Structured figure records

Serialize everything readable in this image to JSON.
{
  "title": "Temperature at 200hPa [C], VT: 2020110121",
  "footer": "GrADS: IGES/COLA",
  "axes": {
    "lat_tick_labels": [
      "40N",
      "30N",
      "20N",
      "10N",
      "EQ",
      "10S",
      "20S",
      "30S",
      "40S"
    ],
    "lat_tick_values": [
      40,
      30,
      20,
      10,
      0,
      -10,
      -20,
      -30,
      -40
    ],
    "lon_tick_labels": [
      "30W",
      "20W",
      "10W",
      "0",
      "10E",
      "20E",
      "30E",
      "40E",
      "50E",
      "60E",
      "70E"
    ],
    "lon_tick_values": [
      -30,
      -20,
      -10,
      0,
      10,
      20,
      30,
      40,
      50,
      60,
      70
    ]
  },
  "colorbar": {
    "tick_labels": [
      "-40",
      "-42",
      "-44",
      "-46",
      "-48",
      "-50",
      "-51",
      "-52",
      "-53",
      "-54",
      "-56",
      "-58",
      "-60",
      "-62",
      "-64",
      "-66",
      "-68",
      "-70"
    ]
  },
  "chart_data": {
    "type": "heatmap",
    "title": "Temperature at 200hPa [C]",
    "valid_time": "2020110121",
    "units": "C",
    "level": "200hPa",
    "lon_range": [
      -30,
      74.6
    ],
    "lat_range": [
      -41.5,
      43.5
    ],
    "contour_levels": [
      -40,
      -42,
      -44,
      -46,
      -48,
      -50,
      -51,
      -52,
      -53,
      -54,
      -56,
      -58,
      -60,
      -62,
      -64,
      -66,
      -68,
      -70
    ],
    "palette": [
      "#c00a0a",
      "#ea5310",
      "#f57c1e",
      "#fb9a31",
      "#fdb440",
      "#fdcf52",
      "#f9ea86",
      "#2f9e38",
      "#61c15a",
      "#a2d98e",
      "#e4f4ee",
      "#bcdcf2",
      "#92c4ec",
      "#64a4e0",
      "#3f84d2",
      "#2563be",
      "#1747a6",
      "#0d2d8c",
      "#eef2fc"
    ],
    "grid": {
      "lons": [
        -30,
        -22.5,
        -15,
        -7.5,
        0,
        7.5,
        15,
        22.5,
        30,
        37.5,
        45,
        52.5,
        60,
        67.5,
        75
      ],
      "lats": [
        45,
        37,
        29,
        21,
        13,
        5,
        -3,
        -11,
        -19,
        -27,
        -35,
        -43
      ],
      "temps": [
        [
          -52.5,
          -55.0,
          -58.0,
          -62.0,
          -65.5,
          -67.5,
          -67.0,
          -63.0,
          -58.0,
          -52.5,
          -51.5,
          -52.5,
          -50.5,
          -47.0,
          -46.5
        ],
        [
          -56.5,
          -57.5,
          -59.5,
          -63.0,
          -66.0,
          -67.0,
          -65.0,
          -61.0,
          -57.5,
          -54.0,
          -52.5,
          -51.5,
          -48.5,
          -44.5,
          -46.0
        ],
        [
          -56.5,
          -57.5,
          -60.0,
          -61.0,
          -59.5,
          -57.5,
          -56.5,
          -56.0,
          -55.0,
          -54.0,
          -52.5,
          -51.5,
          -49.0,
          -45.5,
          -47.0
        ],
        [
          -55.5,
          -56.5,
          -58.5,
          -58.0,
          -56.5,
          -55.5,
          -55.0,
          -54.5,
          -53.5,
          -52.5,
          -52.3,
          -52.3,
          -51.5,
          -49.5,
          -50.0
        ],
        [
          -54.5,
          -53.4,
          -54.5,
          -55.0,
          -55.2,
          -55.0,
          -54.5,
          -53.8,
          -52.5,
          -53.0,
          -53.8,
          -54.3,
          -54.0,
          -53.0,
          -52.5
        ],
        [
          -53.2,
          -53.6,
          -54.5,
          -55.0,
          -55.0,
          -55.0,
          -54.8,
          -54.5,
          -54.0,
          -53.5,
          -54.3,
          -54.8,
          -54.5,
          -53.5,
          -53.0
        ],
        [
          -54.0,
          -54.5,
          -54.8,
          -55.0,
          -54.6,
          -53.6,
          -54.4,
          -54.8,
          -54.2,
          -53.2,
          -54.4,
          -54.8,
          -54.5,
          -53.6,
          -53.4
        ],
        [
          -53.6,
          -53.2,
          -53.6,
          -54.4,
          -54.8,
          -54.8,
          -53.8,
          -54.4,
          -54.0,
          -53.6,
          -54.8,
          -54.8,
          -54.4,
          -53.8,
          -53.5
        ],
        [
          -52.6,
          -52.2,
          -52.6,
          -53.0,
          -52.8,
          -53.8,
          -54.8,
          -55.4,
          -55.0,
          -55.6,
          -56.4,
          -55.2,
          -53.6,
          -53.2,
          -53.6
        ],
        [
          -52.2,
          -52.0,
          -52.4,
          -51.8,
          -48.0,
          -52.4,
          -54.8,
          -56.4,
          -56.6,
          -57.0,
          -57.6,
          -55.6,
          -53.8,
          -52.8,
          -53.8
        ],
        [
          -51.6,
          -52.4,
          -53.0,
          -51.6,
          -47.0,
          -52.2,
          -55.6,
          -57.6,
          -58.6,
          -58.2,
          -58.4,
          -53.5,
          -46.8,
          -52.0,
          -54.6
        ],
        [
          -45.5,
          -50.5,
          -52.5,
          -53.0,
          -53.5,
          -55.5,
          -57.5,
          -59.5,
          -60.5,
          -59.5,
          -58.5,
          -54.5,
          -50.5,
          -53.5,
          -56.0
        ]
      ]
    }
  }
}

» What the exercise asks
What is the number of lines in the records that contain the word "title"? Answer with the number and nothing else.

» Correct result
2